■ Set exercise
Copy the data that follows exactly. Include no pictures.
## BEGIN Data extract
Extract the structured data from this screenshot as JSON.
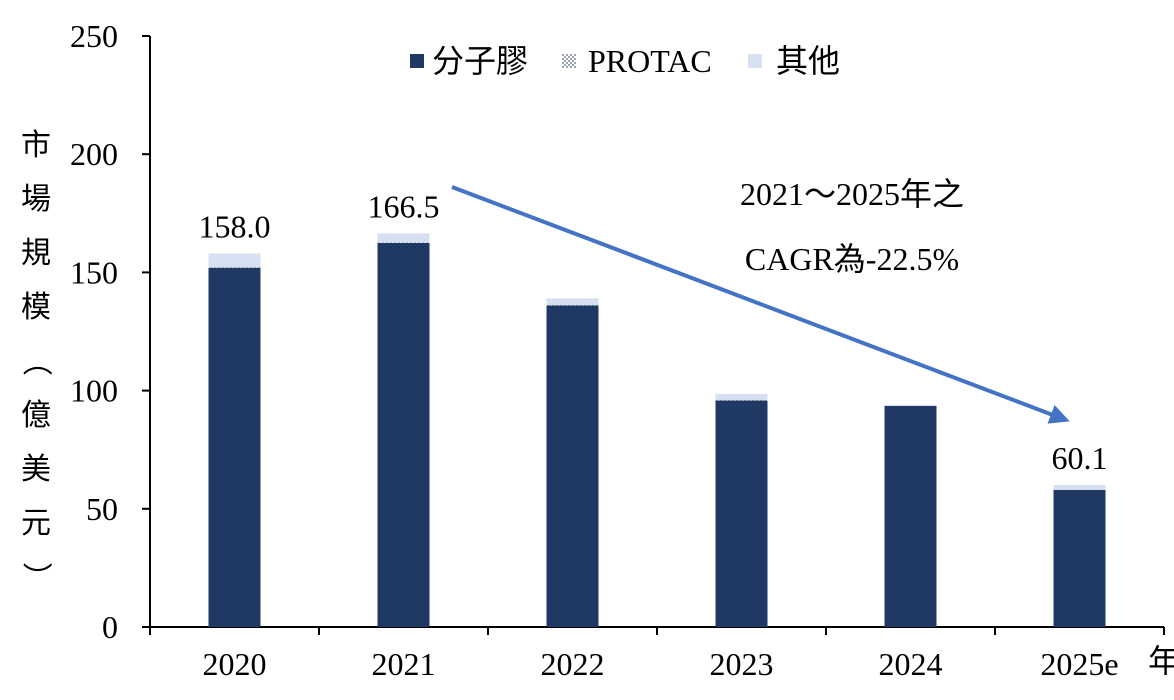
{
  "chart_data": {
    "type": "bar",
    "stacked": true,
    "categories": [
      "2020",
      "2021",
      "2022",
      "2023",
      "2024",
      "2025e"
    ],
    "xlabel": "年",
    "ylabel": "市場規模（億美元）",
    "ylim": [
      0,
      250
    ],
    "yticks": [
      0,
      50,
      100,
      150,
      200,
      250
    ],
    "series": [
      {
        "name": "分子膠",
        "values": [
          152.0,
          162.5,
          136.0,
          95.8,
          93.5,
          58.0
        ]
      },
      {
        "name": "PROTAC",
        "values": [
          0.2,
          0.2,
          0.2,
          0.2,
          0.1,
          0.1
        ]
      },
      {
        "name": "其他",
        "values": [
          5.8,
          3.8,
          2.8,
          2.6,
          0.4,
          2.0
        ]
      }
    ],
    "data_labels": [
      {
        "category": "2020",
        "text": "158.0"
      },
      {
        "category": "2021",
        "text": "166.5"
      },
      {
        "category": "2025e",
        "text": "60.1"
      }
    ],
    "annotation": {
      "line1": "2021～2025年之",
      "line2": "CAGR為-22.5%"
    },
    "legend_position": "top",
    "grid": false,
    "colors": {
      "分子膠": "#203864",
      "PROTAC": "#dfe4ee",
      "其他": "#d7e0f1",
      "arrow": "#4472c4"
    }
  }
}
## END Data extract
■ Solved problem
Extract the structured data from this screenshot as JSON.
{
  "chart_data": {
    "type": "bar",
    "stacked": true,
    "categories": [
      "2020",
      "2021",
      "2022",
      "2023",
      "2024",
      "2025e"
    ],
    "xlabel": "年",
    "ylabel": "市場規模（億美元）",
    "ylim": [
      0,
      250
    ],
    "yticks": [
      0,
      50,
      100,
      150,
      200,
      250
    ],
    "series": [
      {
        "name": "分子膠",
        "values": [
          152.0,
          162.5,
          136.0,
          95.8,
          93.5,
          58.0
        ]
      },
      {
        "name": "PROTAC",
        "values": [
          0.2,
          0.2,
          0.2,
          0.2,
          0.1,
          0.1
        ]
      },
      {
        "name": "其他",
        "values": [
          5.8,
          3.8,
          2.8,
          2.6,
          0.4,
          2.0
        ]
      }
    ],
    "data_labels": [
      {
        "category": "2020",
        "text": "158.0"
      },
      {
        "category": "2021",
        "text": "166.5"
      },
      {
        "category": "2025e",
        "text": "60.1"
      }
    ],
    "annotation": {
      "line1": "2021～2025年之",
      "line2": "CAGR為-22.5%"
    },
    "legend_position": "top",
    "grid": false,
    "colors": {
      "分子膠": "#203864",
      "PROTAC": "#dfe4ee",
      "其他": "#d7e0f1",
      "arrow": "#4472c4"
    }
  }
}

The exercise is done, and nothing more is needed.